> _What is expected_: Take the records underneath and set them down exactly.

Raw records:
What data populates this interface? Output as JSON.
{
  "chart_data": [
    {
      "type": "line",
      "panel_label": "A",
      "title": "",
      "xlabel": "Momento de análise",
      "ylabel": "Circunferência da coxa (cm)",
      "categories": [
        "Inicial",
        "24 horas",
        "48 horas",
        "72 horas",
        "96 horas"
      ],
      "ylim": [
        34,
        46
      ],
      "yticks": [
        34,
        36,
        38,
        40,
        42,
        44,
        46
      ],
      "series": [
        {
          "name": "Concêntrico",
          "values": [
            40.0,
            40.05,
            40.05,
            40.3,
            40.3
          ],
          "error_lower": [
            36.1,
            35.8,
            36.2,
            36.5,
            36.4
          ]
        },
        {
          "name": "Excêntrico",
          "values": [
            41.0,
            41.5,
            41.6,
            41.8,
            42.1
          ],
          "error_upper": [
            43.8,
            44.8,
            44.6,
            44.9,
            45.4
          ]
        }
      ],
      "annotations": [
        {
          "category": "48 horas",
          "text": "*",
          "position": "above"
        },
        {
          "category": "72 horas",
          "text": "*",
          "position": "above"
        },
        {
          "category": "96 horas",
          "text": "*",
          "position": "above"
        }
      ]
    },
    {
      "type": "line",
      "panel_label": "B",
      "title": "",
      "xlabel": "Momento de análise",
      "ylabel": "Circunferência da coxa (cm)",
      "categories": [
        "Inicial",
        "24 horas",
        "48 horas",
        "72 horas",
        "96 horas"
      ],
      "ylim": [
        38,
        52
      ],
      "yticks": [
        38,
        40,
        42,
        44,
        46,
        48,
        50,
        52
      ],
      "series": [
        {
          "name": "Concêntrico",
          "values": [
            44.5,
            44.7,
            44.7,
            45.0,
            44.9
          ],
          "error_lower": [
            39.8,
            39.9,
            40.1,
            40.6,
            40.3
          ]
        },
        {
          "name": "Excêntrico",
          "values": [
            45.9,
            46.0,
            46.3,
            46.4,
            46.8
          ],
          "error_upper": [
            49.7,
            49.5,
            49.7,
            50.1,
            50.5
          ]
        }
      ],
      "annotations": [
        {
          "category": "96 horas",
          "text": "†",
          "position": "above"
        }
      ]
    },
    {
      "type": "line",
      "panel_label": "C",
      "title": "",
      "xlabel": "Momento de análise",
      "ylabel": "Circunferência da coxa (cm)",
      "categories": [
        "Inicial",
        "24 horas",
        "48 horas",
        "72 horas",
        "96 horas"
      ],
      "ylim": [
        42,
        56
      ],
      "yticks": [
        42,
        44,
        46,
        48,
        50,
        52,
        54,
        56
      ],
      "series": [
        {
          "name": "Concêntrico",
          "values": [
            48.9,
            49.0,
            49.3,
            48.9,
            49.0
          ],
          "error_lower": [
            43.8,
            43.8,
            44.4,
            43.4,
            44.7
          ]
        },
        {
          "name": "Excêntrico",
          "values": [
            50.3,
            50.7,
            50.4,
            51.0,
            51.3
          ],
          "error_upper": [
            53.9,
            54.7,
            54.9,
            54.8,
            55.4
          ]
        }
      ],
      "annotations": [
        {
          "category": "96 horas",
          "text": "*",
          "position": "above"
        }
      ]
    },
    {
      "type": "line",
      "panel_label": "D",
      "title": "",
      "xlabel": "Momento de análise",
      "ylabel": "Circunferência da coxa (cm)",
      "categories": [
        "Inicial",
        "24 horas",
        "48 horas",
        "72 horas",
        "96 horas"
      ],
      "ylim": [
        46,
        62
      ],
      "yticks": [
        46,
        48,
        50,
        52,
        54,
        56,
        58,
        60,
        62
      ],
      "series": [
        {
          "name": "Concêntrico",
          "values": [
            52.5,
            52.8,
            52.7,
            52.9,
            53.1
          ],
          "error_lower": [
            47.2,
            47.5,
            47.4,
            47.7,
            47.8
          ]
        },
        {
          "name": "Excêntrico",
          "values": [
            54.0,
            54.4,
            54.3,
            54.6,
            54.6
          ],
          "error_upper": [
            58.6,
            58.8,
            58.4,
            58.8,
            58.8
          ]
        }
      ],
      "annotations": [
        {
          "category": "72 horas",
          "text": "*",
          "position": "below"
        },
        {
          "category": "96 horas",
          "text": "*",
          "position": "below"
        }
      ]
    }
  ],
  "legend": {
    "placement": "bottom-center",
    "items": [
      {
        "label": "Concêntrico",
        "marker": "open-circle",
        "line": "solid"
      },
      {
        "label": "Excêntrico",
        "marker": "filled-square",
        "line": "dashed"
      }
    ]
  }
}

> _Solution to this exercise_:
What data populates this interface? Output as JSON.
{
  "chart_data": [
    {
      "type": "line",
      "panel_label": "A",
      "title": "",
      "xlabel": "Momento de análise",
      "ylabel": "Circunferência da coxa (cm)",
      "categories": [
        "Inicial",
        "24 horas",
        "48 horas",
        "72 horas",
        "96 horas"
      ],
      "ylim": [
        34,
        46
      ],
      "yticks": [
        34,
        36,
        38,
        40,
        42,
        44,
        46
      ],
      "series": [
        {
          "name": "Concêntrico",
          "values": [
            40.0,
            40.05,
            40.05,
            40.3,
            40.3
          ],
          "error_lower": [
            36.1,
            35.8,
            36.2,
            36.5,
            36.4
          ]
        },
        {
          "name": "Excêntrico",
          "values": [
            41.0,
            41.5,
            41.6,
            41.8,
            42.1
          ],
          "error_upper": [
            43.8,
            44.8,
            44.6,
            44.9,
            45.4
          ]
        }
      ],
      "annotations": [
        {
          "category": "48 horas",
          "text": "*",
          "position": "above"
        },
        {
          "category": "72 horas",
          "text": "*",
          "position": "above"
        },
        {
          "category": "96 horas",
          "text": "*",
          "position": "above"
        }
      ]
    },
    {
      "type": "line",
      "panel_label": "B",
      "title": "",
      "xlabel": "Momento de análise",
      "ylabel": "Circunferência da coxa (cm)",
      "categories": [
        "Inicial",
        "24 horas",
        "48 horas",
        "72 horas",
        "96 horas"
      ],
      "ylim": [
        38,
        52
      ],
      "yticks": [
        38,
        40,
        42,
        44,
        46,
        48,
        50,
        52
      ],
      "series": [
        {
          "name": "Concêntrico",
          "values": [
            44.5,
            44.7,
            44.7,
            45.0,
            44.9
          ],
          "error_lower": [
            39.8,
            39.9,
            40.1,
            40.6,
            40.3
          ]
        },
        {
          "name": "Excêntrico",
          "values": [
            45.9,
            46.0,
            46.3,
            46.4,
            46.8
          ],
          "error_upper": [
            49.7,
            49.5,
            49.7,
            50.1,
            50.5
          ]
        }
      ],
      "annotations": [
        {
          "category": "96 horas",
          "text": "†",
          "position": "above"
        }
      ]
    },
    {
      "type": "line",
      "panel_label": "C",
      "title": "",
      "xlabel": "Momento de análise",
      "ylabel": "Circunferência da coxa (cm)",
      "categories": [
        "Inicial",
        "24 horas",
        "48 horas",
        "72 horas",
        "96 horas"
      ],
      "ylim": [
        42,
        56
      ],
      "yticks": [
        42,
        44,
        46,
        48,
        50,
        52,
        54,
        56
      ],
      "series": [
        {
          "name": "Concêntrico",
          "values": [
            48.9,
            49.0,
            49.3,
            48.9,
            49.0
          ],
          "error_lower": [
            43.8,
            43.8,
            44.4,
            43.4,
            44.7
          ]
        },
        {
          "name": "Excêntrico",
          "values": [
            50.3,
            50.7,
            50.4,
            51.0,
            51.3
          ],
          "error_upper": [
            53.9,
            54.7,
            54.9,
            54.8,
            55.4
          ]
        }
      ],
      "annotations": [
        {
          "category": "96 horas",
          "text": "*",
          "position": "above"
        }
      ]
    },
    {
      "type": "line",
      "panel_label": "D",
      "title": "",
      "xlabel": "Momento de análise",
      "ylabel": "Circunferência da coxa (cm)",
      "categories": [
        "Inicial",
        "24 horas",
        "48 horas",
        "72 horas",
        "96 horas"
      ],
      "ylim": [
        46,
        62
      ],
      "yticks": [
        46,
        48,
        50,
        52,
        54,
        56,
        58,
        60,
        62
      ],
      "series": [
        {
          "name": "Concêntrico",
          "values": [
            52.5,
            52.8,
            52.7,
            52.9,
            53.1
          ],
          "error_lower": [
            47.2,
            47.5,
            47.4,
            47.7,
            47.8
          ]
        },
        {
          "name": "Excêntrico",
          "values": [
            54.0,
            54.4,
            54.3,
            54.6,
            54.6
          ],
          "error_upper": [
            58.6,
            58.8,
            58.4,
            58.8,
            58.8
          ]
        }
      ],
      "annotations": [
        {
          "category": "72 horas",
          "text": "*",
          "position": "below"
        },
        {
          "category": "96 horas",
          "text": "*",
          "position": "below"
        }
      ]
    }
  ],
  "legend": {
    "placement": "bottom-center",
    "items": [
      {
        "label": "Concêntrico",
        "marker": "open-circle",
        "line": "solid"
      },
      {
        "label": "Excêntrico",
        "marker": "filled-square",
        "line": "dashed"
      }
    ]
  }
}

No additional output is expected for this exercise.